** Begin PROVIDED DATA **

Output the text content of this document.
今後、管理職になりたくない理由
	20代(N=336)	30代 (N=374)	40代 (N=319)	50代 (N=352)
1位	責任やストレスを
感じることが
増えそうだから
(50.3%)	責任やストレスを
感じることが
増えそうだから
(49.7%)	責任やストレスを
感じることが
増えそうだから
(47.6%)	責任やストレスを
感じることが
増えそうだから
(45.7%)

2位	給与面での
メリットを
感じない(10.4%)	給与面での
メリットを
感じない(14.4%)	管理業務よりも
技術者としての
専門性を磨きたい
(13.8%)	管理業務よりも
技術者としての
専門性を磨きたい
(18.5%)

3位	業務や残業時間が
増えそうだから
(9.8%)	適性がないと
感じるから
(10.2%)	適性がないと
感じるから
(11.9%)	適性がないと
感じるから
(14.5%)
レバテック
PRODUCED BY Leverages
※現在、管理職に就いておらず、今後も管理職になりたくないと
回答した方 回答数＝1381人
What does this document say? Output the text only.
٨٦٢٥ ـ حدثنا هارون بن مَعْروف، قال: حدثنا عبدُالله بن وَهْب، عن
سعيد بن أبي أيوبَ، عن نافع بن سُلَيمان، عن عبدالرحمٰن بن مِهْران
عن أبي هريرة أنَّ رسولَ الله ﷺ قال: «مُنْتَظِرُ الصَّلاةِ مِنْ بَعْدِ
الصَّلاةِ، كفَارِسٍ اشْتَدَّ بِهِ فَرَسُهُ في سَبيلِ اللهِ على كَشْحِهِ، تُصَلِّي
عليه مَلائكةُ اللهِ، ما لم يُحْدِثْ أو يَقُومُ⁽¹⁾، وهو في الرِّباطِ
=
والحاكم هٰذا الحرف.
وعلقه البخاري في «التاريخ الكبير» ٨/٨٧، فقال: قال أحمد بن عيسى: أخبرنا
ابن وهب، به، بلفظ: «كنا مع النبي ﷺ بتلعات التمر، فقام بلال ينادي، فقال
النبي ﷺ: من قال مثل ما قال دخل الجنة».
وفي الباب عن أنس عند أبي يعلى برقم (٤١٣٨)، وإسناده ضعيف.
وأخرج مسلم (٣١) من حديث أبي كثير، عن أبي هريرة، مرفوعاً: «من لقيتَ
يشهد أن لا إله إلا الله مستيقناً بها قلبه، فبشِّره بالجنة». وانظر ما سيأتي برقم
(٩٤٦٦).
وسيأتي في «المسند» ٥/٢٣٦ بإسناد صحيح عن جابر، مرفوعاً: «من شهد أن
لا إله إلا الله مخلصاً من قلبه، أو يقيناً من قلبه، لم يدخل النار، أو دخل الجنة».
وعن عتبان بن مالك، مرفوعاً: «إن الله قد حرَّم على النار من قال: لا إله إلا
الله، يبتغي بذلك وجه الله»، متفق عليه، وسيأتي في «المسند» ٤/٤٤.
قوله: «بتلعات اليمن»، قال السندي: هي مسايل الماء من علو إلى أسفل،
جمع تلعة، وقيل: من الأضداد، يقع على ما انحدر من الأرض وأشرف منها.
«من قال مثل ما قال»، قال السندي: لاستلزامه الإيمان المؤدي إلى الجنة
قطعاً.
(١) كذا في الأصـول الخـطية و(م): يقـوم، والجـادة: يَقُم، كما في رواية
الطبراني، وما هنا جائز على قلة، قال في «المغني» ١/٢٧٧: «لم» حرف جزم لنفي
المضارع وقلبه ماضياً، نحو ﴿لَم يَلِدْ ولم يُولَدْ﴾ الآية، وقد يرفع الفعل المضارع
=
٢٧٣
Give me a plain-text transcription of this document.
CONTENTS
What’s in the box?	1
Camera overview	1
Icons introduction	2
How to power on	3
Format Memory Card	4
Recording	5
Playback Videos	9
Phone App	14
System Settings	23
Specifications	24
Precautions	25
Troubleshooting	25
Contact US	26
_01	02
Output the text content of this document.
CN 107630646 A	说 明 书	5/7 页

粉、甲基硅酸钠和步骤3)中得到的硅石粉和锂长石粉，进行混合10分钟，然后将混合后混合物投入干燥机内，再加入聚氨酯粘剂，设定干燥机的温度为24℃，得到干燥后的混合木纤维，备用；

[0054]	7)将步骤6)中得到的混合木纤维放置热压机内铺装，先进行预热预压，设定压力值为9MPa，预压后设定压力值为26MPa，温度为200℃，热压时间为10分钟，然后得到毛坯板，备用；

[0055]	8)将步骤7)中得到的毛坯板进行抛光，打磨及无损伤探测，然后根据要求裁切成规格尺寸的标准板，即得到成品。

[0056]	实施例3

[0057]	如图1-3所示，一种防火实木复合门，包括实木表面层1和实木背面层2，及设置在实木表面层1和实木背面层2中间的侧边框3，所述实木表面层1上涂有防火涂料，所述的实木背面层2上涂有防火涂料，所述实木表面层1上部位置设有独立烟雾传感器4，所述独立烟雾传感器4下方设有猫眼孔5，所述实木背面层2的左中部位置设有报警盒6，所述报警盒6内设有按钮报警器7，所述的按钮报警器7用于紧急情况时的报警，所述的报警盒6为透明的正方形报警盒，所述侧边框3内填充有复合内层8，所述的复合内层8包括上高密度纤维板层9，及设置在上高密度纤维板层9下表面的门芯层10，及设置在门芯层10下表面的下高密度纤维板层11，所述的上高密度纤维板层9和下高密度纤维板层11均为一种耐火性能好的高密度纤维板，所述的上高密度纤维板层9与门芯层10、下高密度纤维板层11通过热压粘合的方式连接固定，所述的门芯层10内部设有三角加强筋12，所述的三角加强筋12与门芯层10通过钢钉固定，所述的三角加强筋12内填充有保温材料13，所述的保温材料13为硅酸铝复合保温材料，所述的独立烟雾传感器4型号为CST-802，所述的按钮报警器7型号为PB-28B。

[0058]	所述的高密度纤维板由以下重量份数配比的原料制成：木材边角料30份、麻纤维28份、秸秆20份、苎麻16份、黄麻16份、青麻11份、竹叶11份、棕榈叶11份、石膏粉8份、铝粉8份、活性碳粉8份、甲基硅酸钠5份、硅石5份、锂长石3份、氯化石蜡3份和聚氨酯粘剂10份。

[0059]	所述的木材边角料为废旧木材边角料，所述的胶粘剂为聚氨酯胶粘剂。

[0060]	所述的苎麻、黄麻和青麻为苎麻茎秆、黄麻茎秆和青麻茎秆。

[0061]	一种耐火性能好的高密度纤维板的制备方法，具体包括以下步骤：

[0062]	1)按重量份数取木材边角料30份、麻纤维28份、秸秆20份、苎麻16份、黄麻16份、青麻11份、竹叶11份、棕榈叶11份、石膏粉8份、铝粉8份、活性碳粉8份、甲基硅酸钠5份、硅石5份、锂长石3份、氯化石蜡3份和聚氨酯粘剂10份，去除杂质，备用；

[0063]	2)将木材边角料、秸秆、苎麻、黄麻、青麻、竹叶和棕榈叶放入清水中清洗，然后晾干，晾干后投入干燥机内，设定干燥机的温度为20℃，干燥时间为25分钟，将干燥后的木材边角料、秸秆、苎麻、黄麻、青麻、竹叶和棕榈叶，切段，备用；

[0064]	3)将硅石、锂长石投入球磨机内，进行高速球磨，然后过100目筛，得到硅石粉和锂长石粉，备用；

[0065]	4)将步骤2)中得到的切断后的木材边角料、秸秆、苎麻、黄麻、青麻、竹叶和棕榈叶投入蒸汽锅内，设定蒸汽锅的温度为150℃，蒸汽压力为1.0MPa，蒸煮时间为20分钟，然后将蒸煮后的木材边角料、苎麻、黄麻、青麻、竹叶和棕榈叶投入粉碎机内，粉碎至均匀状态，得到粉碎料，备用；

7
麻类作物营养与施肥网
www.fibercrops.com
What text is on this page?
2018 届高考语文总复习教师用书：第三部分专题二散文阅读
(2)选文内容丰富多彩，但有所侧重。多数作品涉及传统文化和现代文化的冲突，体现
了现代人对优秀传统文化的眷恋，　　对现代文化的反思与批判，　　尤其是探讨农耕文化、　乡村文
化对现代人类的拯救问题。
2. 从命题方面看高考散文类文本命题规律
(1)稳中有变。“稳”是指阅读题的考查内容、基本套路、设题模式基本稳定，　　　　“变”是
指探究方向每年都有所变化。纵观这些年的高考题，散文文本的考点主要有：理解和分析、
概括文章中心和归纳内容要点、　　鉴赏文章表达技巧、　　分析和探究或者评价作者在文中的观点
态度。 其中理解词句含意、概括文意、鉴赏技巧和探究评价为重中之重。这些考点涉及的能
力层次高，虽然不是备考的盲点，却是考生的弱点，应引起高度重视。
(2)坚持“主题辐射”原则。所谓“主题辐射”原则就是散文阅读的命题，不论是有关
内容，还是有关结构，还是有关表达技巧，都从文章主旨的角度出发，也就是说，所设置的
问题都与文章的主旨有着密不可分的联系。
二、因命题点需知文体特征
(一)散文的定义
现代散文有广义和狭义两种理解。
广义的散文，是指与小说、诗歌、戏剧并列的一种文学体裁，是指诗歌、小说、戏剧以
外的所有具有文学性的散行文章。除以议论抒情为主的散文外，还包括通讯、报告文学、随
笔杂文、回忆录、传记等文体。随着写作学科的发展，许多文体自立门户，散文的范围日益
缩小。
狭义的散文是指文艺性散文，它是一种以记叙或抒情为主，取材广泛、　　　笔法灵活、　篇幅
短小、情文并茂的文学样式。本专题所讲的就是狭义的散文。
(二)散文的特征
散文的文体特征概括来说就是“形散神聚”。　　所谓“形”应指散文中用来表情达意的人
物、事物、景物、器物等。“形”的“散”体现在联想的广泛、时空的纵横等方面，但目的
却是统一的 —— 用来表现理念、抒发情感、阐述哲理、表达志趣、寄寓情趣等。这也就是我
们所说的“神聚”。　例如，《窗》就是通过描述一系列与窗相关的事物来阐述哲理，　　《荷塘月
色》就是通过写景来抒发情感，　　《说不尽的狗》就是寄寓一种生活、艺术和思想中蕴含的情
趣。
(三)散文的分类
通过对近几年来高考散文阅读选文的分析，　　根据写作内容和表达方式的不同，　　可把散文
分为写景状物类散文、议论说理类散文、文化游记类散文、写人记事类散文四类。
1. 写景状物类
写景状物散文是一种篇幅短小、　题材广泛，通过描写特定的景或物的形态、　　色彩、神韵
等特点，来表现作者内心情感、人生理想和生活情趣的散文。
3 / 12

** End PROVIDED DATA **

• WRITTEN EXERCISE
Copy every line above in which the string "What" shows up.

• COMPLETE ANSWER
What does this document say? Output the text only.
What’s in the box?	1
What text is on this page?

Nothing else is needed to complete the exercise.